- **Your instructions**: Format the lines of the listing below as a JSON list of strings, one string per line, starting with the first line of the listing and going on through the line with "home-icon: [2045, 12, 2099, 63]", leaving out blank lines.

- **Supplied material**:
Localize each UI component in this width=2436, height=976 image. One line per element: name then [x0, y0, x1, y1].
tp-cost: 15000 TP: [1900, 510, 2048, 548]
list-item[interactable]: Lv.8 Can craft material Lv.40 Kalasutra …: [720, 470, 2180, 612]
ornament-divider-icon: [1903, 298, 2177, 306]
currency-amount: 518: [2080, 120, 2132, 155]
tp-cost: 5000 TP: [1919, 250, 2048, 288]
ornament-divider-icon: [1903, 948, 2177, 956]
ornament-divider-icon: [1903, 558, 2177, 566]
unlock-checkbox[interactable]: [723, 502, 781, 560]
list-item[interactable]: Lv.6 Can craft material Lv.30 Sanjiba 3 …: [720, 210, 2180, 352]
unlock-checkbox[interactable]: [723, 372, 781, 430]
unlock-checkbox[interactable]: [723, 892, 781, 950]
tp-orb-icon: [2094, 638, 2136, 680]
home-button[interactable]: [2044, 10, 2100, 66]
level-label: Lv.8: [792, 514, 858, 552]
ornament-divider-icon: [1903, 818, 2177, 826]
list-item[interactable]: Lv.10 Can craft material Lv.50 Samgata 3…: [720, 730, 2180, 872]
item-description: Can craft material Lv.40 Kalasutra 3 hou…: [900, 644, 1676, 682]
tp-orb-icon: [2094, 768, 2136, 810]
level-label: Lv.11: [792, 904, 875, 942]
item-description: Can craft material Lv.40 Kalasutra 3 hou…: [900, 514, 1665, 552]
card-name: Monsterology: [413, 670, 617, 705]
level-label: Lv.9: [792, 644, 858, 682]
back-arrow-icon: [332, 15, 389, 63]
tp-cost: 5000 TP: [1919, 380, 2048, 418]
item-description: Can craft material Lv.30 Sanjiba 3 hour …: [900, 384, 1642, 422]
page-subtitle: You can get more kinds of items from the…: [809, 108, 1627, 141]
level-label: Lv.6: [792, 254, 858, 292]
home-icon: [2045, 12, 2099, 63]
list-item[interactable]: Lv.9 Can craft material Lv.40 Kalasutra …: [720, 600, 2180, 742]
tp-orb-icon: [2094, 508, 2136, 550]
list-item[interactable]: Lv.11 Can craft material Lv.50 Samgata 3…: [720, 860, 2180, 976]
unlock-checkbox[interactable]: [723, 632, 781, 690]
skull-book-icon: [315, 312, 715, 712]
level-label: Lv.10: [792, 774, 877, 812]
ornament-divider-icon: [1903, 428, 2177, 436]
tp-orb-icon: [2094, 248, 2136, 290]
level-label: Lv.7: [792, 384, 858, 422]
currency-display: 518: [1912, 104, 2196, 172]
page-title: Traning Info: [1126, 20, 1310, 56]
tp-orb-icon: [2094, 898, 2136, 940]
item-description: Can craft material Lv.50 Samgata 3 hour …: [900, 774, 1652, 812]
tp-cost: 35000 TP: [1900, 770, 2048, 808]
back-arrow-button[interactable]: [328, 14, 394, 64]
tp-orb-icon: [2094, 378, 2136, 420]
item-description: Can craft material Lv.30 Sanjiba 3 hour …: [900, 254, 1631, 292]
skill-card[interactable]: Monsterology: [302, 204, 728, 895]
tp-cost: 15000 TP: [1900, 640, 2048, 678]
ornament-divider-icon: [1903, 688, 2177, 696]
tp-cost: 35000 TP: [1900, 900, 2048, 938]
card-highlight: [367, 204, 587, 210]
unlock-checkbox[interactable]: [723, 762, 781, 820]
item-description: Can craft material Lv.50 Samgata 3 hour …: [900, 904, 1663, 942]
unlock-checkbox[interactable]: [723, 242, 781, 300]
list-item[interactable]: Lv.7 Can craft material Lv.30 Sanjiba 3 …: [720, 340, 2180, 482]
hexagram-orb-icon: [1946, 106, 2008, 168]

- **Response to this task**:
[
  "Localize each UI component in this width=2436, height=976 image. One line per element: name then [x0, y0, x1, y1].",
  "tp-cost: 15000 TP: [1900, 510, 2048, 548]",
  "list-item[interactable]: Lv.8 Can craft material Lv.40 Kalasutra …: [720, 470, 2180, 612]",
  "ornament-divider-icon: [1903, 298, 2177, 306]",
  "currency-amount: 518: [2080, 120, 2132, 155]",
  "tp-cost: 5000 TP: [1919, 250, 2048, 288]",
  "ornament-divider-icon: [1903, 948, 2177, 956]",
  "ornament-divider-icon: [1903, 558, 2177, 566]",
  "unlock-checkbox[interactable]: [723, 502, 781, 560]",
  "list-item[interactable]: Lv.6 Can craft material Lv.30 Sanjiba 3 …: [720, 210, 2180, 352]",
  "unlock-checkbox[interactable]: [723, 372, 781, 430]",
  "unlock-checkbox[interactable]: [723, 892, 781, 950]",
  "tp-orb-icon: [2094, 638, 2136, 680]",
  "home-button[interactable]: [2044, 10, 2100, 66]",
  "level-label: Lv.8: [792, 514, 858, 552]",
  "ornament-divider-icon: [1903, 818, 2177, 826]",
  "list-item[interactable]: Lv.10 Can craft material Lv.50 Samgata 3…: [720, 730, 2180, 872]",
  "item-description: Can craft material Lv.40 Kalasutra 3 hou…: [900, 644, 1676, 682]",
  "tp-orb-icon: [2094, 768, 2136, 810]",
  "level-label: Lv.11: [792, 904, 875, 942]",
  "item-description: Can craft material Lv.40 Kalasutra 3 hou…: [900, 514, 1665, 552]",
  "card-name: Monsterology: [413, 670, 617, 705]",
  "level-label: Lv.9: [792, 644, 858, 682]",
  "back-arrow-icon: [332, 15, 389, 63]",
  "tp-cost: 5000 TP: [1919, 380, 2048, 418]",
  "item-description: Can craft material Lv.30 Sanjiba 3 hour …: [900, 384, 1642, 422]",
  "page-subtitle: You can get more kinds of items from the…: [809, 108, 1627, 141]",
  "level-label: Lv.6: [792, 254, 858, 292]",
  "home-icon: [2045, 12, 2099, 63]"
]